With the pictures omitted, write out the entries that follow exactly as they stand.

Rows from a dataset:
— begin —
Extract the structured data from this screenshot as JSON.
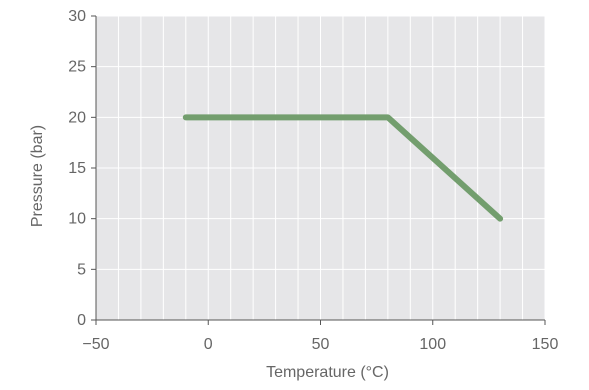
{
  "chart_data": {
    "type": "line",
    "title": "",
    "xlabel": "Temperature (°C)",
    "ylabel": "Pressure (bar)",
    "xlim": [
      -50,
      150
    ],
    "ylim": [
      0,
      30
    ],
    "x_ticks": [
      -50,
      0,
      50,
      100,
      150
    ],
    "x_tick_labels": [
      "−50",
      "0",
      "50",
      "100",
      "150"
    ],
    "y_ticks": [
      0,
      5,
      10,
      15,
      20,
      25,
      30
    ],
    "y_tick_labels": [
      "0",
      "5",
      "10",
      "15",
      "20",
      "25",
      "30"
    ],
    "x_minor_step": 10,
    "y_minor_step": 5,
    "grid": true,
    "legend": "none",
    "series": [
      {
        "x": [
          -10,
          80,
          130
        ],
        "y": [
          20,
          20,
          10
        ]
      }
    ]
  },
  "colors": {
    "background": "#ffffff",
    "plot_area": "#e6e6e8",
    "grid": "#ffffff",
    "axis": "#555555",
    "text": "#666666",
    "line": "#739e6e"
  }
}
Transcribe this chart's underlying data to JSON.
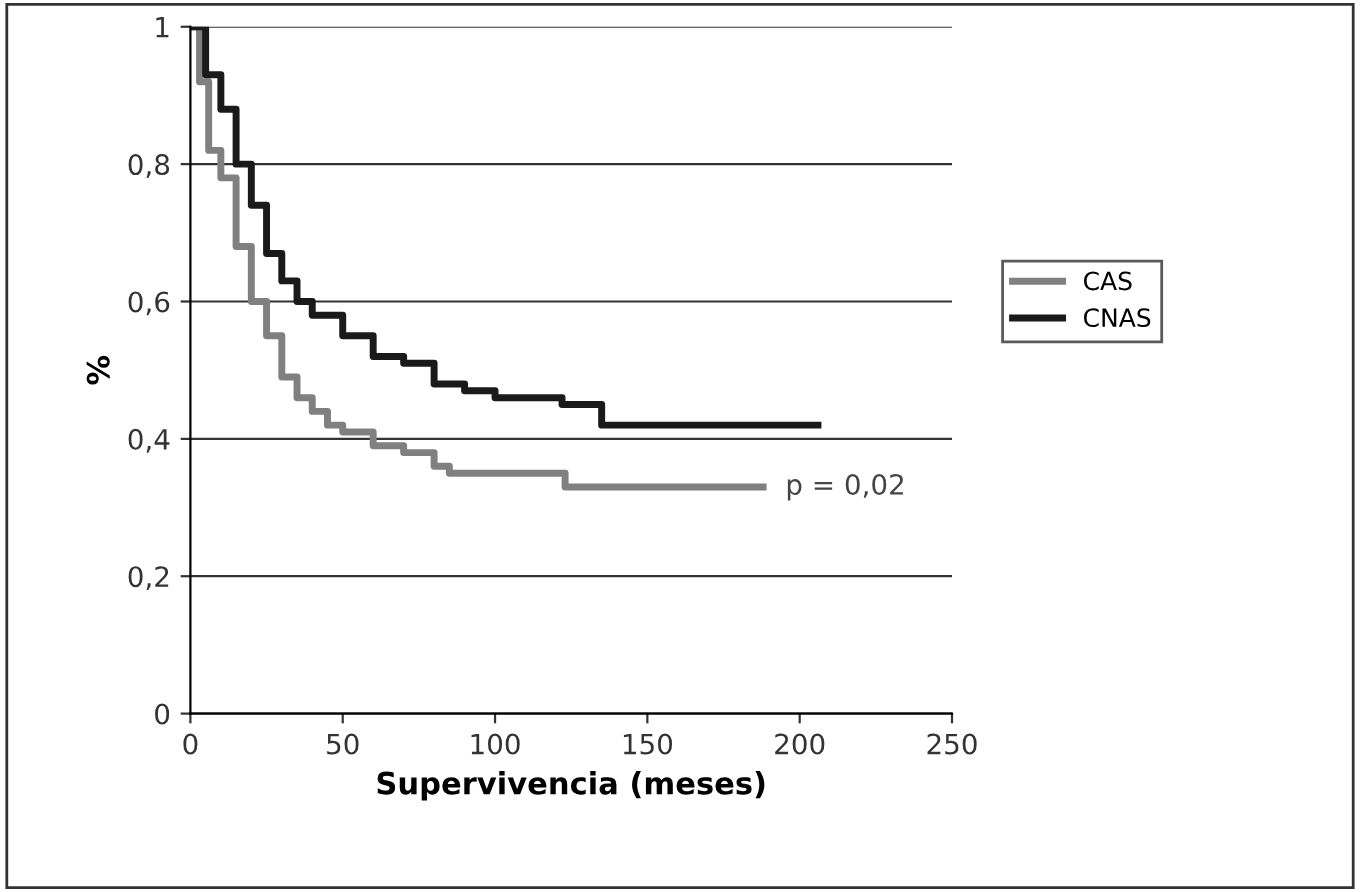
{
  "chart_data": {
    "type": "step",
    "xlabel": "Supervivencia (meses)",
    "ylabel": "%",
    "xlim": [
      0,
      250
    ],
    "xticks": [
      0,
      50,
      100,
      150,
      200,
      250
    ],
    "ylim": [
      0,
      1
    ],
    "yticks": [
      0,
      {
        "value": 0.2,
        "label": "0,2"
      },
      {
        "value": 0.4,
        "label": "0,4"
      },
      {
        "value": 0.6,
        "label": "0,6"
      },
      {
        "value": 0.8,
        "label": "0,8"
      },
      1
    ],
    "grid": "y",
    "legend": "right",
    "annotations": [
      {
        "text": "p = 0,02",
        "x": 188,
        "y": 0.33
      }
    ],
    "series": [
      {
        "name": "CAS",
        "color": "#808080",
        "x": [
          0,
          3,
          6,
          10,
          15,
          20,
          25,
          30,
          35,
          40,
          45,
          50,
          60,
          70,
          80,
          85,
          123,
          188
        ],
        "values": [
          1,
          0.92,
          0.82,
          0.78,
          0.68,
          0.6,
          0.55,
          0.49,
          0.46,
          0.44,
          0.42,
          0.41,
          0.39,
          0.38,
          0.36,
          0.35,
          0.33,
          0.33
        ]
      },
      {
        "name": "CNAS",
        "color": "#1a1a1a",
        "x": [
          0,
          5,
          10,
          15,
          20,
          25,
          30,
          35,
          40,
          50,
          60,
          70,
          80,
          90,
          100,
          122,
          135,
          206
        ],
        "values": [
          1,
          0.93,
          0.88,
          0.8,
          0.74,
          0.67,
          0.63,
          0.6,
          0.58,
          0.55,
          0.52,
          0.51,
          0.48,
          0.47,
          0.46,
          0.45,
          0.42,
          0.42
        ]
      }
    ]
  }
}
— end —
Solution below —
Extract the structured data from this screenshot as JSON.
{
  "chart_data": {
    "type": "line",
    "title": "",
    "xlabel": "Temperature (°C)",
    "ylabel": "Pressure (bar)",
    "xlim": [
      -50,
      150
    ],
    "ylim": [
      0,
      30
    ],
    "x_ticks": [
      -50,
      0,
      50,
      100,
      150
    ],
    "x_tick_labels": [
      "−50",
      "0",
      "50",
      "100",
      "150"
    ],
    "y_ticks": [
      0,
      5,
      10,
      15,
      20,
      25,
      30
    ],
    "y_tick_labels": [
      "0",
      "5",
      "10",
      "15",
      "20",
      "25",
      "30"
    ],
    "x_minor_step": 10,
    "y_minor_step": 5,
    "grid": true,
    "legend": "none",
    "series": [
      {
        "x": [
          -10,
          80,
          130
        ],
        "y": [
          20,
          20,
          10
        ]
      }
    ]
  },
  "colors": {
    "background": "#ffffff",
    "plot_area": "#e6e6e8",
    "grid": "#ffffff",
    "axis": "#555555",
    "text": "#666666",
    "line": "#739e6e"
  }
}
Transcribe this chart's underlying data to JSON.
{
  "chart_data": {
    "type": "step",
    "xlabel": "Supervivencia (meses)",
    "ylabel": "%",
    "xlim": [
      0,
      250
    ],
    "xticks": [
      0,
      50,
      100,
      150,
      200,
      250
    ],
    "ylim": [
      0,
      1
    ],
    "yticks": [
      0,
      {
        "value": 0.2,
        "label": "0,2"
      },
      {
        "value": 0.4,
        "label": "0,4"
      },
      {
        "value": 0.6,
        "label": "0,6"
      },
      {
        "value": 0.8,
        "label": "0,8"
      },
      1
    ],
    "grid": "y",
    "legend": "right",
    "annotations": [
      {
        "text": "p = 0,02",
        "x": 188,
        "y": 0.33
      }
    ],
    "series": [
      {
        "name": "CAS",
        "color": "#808080",
        "x": [
          0,
          3,
          6,
          10,
          15,
          20,
          25,
          30,
          35,
          40,
          45,
          50,
          60,
          70,
          80,
          85,
          123,
          188
        ],
        "values": [
          1,
          0.92,
          0.82,
          0.78,
          0.68,
          0.6,
          0.55,
          0.49,
          0.46,
          0.44,
          0.42,
          0.41,
          0.39,
          0.38,
          0.36,
          0.35,
          0.33,
          0.33
        ]
      },
      {
        "name": "CNAS",
        "color": "#1a1a1a",
        "x": [
          0,
          5,
          10,
          15,
          20,
          25,
          30,
          35,
          40,
          50,
          60,
          70,
          80,
          90,
          100,
          122,
          135,
          206
        ],
        "values": [
          1,
          0.93,
          0.88,
          0.8,
          0.74,
          0.67,
          0.63,
          0.6,
          0.58,
          0.55,
          0.52,
          0.51,
          0.48,
          0.47,
          0.46,
          0.45,
          0.42,
          0.42
        ]
      }
    ]
  }
}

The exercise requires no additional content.